(Stored data)
___

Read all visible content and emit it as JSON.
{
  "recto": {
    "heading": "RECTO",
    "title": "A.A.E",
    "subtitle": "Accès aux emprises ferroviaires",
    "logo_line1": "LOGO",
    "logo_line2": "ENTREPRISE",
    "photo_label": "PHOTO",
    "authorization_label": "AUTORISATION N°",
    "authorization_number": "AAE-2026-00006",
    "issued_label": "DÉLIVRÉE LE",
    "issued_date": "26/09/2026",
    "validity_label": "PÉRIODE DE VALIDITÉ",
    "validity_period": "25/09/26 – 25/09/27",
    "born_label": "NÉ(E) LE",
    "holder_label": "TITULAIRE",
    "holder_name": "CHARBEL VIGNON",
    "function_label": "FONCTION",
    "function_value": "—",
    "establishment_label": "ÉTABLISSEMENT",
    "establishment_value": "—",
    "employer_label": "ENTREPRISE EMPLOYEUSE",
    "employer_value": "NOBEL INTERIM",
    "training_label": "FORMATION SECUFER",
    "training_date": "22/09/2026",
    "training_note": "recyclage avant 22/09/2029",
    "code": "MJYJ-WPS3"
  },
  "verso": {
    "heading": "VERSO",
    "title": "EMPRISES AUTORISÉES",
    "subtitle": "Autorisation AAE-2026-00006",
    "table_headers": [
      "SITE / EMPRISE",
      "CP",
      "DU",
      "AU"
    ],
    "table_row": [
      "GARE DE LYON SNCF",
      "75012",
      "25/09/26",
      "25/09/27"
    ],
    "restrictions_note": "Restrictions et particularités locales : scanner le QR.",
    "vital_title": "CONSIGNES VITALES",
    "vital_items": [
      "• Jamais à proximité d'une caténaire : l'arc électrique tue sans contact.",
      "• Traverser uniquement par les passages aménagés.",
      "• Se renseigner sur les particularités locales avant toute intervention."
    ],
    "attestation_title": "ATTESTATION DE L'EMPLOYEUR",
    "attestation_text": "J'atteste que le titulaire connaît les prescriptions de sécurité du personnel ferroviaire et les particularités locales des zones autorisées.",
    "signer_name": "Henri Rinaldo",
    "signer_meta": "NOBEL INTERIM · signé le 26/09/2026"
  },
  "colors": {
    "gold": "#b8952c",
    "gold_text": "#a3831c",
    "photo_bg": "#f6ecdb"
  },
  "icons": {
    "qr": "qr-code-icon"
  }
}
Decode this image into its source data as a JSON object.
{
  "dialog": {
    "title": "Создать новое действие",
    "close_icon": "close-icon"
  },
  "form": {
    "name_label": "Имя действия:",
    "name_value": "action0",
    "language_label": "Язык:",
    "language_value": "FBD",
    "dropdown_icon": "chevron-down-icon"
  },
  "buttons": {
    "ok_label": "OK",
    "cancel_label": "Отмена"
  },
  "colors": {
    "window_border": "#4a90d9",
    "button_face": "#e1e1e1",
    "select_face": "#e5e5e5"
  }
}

___

__PROMPT__: Provide an exact reproduction of all the entries shown above.

__ANSWER TO THE TASK__:
Read all visible content and emit it as JSON.
{
  "recto": {
    "heading": "RECTO",
    "title": "A.A.E",
    "subtitle": "Accès aux emprises ferroviaires",
    "logo_line1": "LOGO",
    "logo_line2": "ENTREPRISE",
    "photo_label": "PHOTO",
    "authorization_label": "AUTORISATION N°",
    "authorization_number": "AAE-2026-00006",
    "issued_label": "DÉLIVRÉE LE",
    "issued_date": "26/09/2026",
    "validity_label": "PÉRIODE DE VALIDITÉ",
    "validity_period": "25/09/26 – 25/09/27",
    "born_label": "NÉ(E) LE",
    "holder_label": "TITULAIRE",
    "holder_name": "CHARBEL VIGNON",
    "function_label": "FONCTION",
    "function_value": "—",
    "establishment_label": "ÉTABLISSEMENT",
    "establishment_value": "—",
    "employer_label": "ENTREPRISE EMPLOYEUSE",
    "employer_value": "NOBEL INTERIM",
    "training_label": "FORMATION SECUFER",
    "training_date": "22/09/2026",
    "training_note": "recyclage avant 22/09/2029",
    "code": "MJYJ-WPS3"
  },
  "verso": {
    "heading": "VERSO",
    "title": "EMPRISES AUTORISÉES",
    "subtitle": "Autorisation AAE-2026-00006",
    "table_headers": [
      "SITE / EMPRISE",
      "CP",
      "DU",
      "AU"
    ],
    "table_row": [
      "GARE DE LYON SNCF",
      "75012",
      "25/09/26",
      "25/09/27"
    ],
    "restrictions_note": "Restrictions et particularités locales : scanner le QR.",
    "vital_title": "CONSIGNES VITALES",
    "vital_items": [
      "• Jamais à proximité d'une caténaire : l'arc électrique tue sans contact.",
      "• Traverser uniquement par les passages aménagés.",
      "• Se renseigner sur les particularités locales avant toute intervention."
    ],
    "attestation_title": "ATTESTATION DE L'EMPLOYEUR",
    "attestation_text": "J'atteste que le titulaire connaît les prescriptions de sécurité du personnel ferroviaire et les particularités locales des zones autorisées.",
    "signer_name": "Henri Rinaldo",
    "signer_meta": "NOBEL INTERIM · signé le 26/09/2026"
  },
  "colors": {
    "gold": "#b8952c",
    "gold_text": "#a3831c",
    "photo_bg": "#f6ecdb"
  },
  "icons": {
    "qr": "qr-code-icon"
  }
}
Decode this image into its source data as a JSON object.
{
  "dialog": {
    "title": "Создать новое действие",
    "close_icon": "close-icon"
  },
  "form": {
    "name_label": "Имя действия:",
    "name_value": "action0",
    "language_label": "Язык:",
    "language_value": "FBD",
    "dropdown_icon": "chevron-down-icon"
  },
  "buttons": {
    "ok_label": "OK",
    "cancel_label": "Отмена"
  },
  "colors": {
    "window_border": "#4a90d9",
    "button_face": "#e1e1e1",
    "select_face": "#e5e5e5"
  }
}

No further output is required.